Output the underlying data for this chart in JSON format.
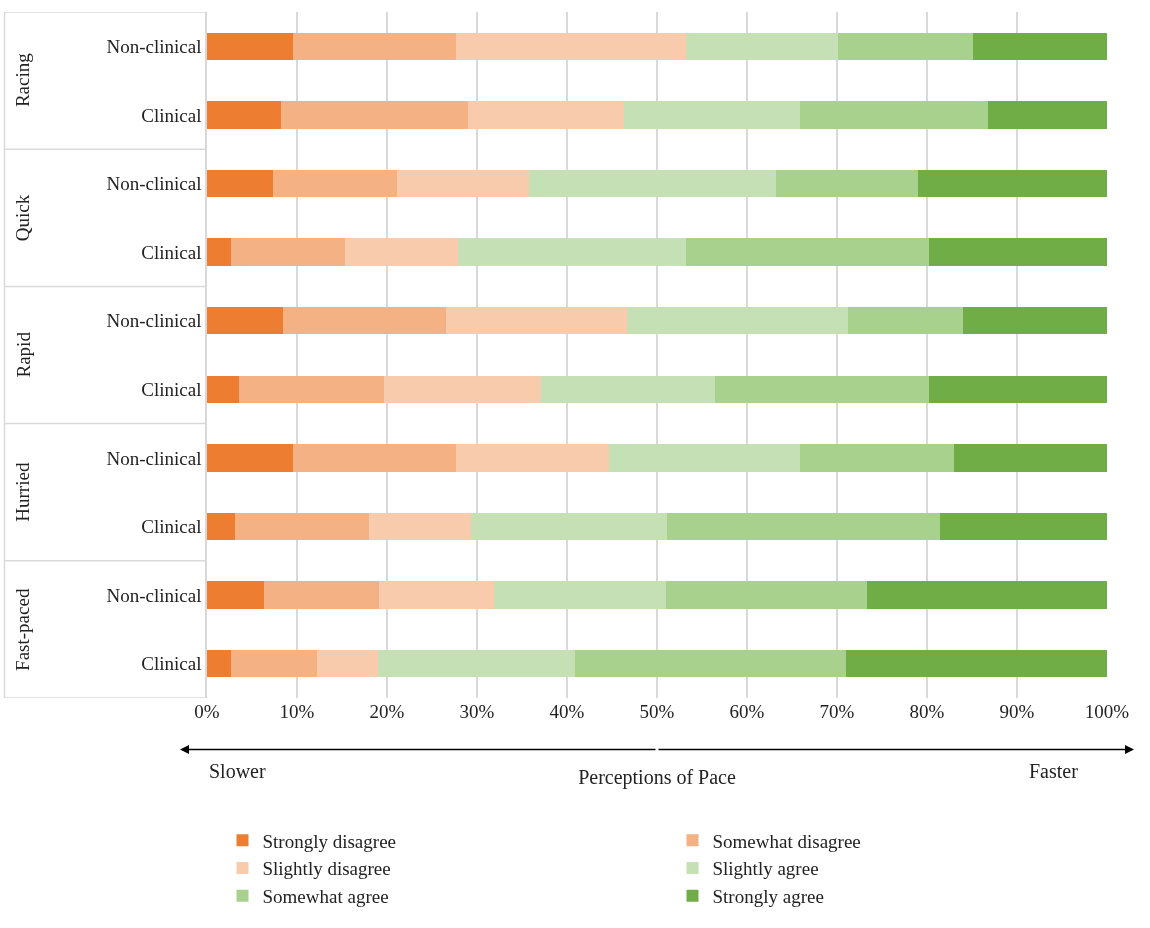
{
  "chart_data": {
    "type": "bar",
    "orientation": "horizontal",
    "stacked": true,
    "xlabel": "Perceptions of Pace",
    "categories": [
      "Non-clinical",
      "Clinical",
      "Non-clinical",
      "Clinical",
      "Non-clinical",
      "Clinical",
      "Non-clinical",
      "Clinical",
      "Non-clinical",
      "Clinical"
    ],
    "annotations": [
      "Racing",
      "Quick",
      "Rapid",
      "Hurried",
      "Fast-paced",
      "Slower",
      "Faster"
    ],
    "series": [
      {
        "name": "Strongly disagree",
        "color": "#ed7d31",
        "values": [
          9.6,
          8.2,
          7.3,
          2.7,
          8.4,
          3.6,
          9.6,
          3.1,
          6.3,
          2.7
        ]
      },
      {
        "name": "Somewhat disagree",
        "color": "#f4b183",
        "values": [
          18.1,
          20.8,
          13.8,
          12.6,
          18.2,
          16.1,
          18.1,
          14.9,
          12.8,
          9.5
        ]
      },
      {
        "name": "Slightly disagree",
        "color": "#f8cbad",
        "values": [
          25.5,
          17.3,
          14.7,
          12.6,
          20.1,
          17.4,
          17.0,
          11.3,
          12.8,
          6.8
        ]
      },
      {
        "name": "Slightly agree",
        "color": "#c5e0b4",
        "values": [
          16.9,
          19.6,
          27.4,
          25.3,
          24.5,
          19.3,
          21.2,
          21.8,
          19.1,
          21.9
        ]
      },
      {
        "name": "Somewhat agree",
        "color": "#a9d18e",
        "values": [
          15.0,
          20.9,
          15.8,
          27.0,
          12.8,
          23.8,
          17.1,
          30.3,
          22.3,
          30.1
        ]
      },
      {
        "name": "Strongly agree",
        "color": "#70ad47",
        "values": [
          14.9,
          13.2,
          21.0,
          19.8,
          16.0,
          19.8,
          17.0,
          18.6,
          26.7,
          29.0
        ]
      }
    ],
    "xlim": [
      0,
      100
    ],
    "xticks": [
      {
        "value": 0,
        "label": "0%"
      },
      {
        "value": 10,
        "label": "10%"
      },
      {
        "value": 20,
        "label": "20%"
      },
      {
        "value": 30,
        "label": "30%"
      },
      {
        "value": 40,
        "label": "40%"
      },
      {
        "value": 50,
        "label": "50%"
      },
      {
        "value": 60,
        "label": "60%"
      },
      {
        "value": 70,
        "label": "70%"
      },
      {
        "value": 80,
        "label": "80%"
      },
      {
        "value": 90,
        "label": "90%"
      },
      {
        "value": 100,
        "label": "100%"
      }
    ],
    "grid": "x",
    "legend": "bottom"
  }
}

DIRECTIONS FOR THIS TASK: Report the number of lines of the listing above that hold the string "name", with no other text.

CORRECT RESULT: 6